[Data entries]
--- begin ---

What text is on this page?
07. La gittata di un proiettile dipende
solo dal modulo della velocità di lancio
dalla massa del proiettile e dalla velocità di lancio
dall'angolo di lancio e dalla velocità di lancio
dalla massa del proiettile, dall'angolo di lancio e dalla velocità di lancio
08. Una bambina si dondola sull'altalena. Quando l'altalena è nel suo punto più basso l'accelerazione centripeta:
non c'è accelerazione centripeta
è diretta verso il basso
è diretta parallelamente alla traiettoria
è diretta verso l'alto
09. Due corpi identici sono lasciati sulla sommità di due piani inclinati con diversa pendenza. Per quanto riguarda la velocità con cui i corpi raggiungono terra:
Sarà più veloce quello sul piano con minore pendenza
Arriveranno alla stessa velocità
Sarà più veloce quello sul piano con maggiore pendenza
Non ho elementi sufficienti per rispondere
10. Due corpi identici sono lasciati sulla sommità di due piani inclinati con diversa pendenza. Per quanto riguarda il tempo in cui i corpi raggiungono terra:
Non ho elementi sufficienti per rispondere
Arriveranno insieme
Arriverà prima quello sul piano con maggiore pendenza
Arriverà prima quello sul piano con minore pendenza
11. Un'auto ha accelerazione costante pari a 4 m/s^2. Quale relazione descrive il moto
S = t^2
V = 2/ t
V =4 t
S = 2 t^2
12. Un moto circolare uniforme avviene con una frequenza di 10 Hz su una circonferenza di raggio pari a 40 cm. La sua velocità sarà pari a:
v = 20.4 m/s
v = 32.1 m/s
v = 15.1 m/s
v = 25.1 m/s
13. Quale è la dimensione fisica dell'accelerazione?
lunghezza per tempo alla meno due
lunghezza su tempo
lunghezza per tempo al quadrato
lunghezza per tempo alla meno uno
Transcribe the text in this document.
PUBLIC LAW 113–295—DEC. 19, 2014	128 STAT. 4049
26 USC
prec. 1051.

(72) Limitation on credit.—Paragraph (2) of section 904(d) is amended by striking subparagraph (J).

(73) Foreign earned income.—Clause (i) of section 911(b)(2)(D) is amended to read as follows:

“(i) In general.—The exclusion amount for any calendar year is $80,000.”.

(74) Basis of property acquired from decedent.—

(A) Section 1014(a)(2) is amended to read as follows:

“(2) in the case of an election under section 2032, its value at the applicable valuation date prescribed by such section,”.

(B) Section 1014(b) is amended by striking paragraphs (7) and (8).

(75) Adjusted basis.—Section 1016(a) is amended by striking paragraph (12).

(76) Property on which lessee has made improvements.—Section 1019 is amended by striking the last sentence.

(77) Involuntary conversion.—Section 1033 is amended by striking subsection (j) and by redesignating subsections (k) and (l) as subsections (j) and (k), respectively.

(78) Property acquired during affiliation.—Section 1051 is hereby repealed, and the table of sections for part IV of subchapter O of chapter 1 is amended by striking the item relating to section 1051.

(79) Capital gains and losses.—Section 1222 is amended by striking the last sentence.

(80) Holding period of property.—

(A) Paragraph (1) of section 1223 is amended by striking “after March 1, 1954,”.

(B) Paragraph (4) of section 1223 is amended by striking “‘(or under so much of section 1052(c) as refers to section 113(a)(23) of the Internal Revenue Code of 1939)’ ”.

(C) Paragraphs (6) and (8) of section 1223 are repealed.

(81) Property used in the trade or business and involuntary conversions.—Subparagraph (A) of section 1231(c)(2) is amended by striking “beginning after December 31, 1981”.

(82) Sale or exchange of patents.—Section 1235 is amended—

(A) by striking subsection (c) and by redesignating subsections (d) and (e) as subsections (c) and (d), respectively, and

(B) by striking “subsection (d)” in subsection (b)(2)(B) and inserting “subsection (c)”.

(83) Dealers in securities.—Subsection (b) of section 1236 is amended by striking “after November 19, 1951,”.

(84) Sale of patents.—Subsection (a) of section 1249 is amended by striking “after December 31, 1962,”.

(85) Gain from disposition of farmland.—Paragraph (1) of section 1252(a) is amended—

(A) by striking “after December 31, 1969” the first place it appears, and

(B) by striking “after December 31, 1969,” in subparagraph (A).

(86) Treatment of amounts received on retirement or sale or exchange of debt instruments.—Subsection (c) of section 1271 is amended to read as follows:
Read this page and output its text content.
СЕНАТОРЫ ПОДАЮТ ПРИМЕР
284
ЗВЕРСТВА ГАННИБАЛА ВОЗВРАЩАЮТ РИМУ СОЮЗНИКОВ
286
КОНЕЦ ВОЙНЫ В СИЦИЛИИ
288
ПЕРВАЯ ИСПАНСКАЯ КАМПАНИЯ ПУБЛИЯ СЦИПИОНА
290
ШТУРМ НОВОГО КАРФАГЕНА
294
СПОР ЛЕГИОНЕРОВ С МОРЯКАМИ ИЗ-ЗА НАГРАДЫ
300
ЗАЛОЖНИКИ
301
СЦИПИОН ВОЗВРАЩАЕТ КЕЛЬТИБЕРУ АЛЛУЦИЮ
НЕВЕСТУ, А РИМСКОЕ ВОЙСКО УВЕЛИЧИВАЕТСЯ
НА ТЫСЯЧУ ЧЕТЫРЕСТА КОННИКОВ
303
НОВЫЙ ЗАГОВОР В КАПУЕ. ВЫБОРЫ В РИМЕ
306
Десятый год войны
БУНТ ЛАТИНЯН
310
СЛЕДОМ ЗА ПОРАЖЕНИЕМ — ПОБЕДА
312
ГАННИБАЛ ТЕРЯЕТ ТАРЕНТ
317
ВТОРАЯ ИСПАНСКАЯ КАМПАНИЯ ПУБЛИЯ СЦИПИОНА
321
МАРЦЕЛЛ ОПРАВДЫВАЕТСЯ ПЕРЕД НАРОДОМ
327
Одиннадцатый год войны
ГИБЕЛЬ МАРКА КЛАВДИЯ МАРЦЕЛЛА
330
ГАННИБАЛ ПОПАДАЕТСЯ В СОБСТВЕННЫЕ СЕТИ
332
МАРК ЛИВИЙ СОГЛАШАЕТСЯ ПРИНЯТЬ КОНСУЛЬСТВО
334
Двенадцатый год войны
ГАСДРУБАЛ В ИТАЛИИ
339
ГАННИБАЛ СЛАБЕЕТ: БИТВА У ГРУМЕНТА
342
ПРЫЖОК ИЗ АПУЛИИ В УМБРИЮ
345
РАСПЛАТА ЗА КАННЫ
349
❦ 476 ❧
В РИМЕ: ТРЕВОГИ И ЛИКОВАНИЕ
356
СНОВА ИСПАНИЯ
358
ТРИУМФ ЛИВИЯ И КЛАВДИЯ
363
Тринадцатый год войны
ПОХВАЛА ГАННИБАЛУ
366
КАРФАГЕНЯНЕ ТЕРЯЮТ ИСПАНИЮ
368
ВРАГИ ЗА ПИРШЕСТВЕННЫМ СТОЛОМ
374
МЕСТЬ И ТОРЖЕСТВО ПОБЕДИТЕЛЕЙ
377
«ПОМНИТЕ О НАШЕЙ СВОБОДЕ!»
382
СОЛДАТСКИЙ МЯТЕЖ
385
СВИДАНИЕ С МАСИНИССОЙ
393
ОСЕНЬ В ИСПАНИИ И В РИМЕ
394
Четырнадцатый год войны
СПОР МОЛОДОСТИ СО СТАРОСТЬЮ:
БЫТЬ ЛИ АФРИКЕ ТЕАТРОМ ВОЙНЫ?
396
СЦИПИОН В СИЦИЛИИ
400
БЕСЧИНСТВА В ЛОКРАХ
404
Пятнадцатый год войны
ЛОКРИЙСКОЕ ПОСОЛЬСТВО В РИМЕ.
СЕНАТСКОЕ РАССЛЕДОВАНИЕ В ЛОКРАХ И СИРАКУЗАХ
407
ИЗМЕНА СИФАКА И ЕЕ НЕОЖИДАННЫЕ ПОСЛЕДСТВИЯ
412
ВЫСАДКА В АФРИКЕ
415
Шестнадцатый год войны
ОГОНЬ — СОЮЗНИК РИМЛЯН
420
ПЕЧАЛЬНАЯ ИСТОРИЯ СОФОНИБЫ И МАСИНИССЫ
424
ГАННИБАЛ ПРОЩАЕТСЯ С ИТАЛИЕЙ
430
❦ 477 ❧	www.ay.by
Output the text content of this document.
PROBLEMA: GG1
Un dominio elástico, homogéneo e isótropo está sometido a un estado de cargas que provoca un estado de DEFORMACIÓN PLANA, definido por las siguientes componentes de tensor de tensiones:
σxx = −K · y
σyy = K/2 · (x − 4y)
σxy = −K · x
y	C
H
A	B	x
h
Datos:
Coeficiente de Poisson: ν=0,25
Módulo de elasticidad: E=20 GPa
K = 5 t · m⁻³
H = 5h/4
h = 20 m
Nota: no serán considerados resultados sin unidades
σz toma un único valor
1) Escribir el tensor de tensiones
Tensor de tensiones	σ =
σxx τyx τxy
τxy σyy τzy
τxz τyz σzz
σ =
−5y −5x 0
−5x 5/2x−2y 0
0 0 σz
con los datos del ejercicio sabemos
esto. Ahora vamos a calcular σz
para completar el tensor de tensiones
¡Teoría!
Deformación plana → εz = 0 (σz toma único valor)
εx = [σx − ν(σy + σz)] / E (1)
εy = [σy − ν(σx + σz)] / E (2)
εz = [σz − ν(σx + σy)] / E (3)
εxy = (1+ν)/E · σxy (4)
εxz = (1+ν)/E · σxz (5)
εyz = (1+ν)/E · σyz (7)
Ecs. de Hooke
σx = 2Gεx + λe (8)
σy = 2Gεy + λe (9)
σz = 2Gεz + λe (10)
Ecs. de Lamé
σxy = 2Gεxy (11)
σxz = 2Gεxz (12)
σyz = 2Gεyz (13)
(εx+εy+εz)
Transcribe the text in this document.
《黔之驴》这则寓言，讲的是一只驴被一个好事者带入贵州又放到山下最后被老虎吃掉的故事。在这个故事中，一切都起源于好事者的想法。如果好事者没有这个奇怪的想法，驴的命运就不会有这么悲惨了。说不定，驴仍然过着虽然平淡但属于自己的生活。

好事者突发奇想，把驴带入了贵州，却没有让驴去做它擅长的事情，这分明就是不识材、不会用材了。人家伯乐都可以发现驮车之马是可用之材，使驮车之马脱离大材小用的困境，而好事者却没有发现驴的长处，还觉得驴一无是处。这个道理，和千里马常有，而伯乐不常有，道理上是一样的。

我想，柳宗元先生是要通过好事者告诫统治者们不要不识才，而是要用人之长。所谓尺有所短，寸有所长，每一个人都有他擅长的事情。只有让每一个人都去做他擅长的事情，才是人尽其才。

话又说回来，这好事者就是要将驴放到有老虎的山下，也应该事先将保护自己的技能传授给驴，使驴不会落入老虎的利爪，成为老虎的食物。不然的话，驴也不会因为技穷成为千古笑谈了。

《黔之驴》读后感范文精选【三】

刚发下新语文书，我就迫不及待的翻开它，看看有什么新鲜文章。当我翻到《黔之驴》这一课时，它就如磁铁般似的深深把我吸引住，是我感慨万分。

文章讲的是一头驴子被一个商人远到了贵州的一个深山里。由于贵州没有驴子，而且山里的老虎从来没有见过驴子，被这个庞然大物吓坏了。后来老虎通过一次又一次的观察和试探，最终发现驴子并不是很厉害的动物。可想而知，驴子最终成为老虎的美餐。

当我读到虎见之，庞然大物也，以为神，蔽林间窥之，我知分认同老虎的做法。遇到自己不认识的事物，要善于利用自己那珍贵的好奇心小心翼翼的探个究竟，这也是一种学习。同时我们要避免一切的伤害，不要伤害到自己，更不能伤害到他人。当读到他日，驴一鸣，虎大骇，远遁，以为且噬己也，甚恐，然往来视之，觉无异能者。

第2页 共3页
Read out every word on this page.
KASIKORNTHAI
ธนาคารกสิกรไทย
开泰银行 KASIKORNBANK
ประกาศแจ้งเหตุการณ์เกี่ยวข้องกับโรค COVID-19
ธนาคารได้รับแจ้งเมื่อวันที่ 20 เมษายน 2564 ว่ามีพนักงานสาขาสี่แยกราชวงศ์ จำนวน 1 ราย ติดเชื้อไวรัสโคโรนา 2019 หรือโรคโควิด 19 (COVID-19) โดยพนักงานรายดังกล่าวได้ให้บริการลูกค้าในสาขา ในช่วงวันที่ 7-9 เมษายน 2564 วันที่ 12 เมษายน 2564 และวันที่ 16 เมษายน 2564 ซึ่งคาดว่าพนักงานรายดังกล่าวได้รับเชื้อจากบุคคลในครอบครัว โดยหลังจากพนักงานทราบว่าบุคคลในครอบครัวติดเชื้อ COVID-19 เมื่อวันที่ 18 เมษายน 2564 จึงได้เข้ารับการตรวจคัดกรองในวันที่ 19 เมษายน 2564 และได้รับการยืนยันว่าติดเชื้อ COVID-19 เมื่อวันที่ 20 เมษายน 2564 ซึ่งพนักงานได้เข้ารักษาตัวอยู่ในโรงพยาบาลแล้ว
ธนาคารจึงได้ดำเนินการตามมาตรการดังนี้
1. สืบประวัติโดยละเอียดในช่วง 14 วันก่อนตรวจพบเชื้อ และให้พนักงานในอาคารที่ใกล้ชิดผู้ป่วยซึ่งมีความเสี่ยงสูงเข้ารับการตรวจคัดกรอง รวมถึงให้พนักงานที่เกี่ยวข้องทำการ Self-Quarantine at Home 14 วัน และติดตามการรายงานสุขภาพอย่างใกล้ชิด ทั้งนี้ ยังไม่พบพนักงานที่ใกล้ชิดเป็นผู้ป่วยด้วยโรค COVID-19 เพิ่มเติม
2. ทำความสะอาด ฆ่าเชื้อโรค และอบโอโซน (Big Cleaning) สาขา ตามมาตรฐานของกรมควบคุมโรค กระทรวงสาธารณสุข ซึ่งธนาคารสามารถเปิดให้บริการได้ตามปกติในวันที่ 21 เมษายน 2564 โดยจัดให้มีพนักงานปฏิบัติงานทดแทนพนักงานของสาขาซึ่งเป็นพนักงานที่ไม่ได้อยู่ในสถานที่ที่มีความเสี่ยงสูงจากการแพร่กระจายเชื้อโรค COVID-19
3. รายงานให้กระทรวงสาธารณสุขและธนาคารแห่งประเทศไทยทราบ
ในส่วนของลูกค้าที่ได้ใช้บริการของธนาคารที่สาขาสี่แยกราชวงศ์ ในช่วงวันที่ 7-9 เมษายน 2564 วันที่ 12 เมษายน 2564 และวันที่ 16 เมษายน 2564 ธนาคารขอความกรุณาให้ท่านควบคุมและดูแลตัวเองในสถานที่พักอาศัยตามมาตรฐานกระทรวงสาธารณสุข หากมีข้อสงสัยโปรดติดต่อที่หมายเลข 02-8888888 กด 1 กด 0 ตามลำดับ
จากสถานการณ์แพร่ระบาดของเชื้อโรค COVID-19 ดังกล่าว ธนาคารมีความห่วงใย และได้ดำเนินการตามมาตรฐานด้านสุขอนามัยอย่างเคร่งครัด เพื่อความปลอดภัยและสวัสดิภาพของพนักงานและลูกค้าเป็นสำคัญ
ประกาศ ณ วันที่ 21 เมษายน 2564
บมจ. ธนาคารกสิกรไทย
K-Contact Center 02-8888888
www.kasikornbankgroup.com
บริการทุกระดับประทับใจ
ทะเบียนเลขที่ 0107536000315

--- end ---

Isolate each line of the listing above that includes "Quale". Copy it.

11. Un'auto ha accelerazione costante pari a 4 m/s^2. Quale relazione descrive il moto
13. Quale è la dimensione fisica dell'accelerazione?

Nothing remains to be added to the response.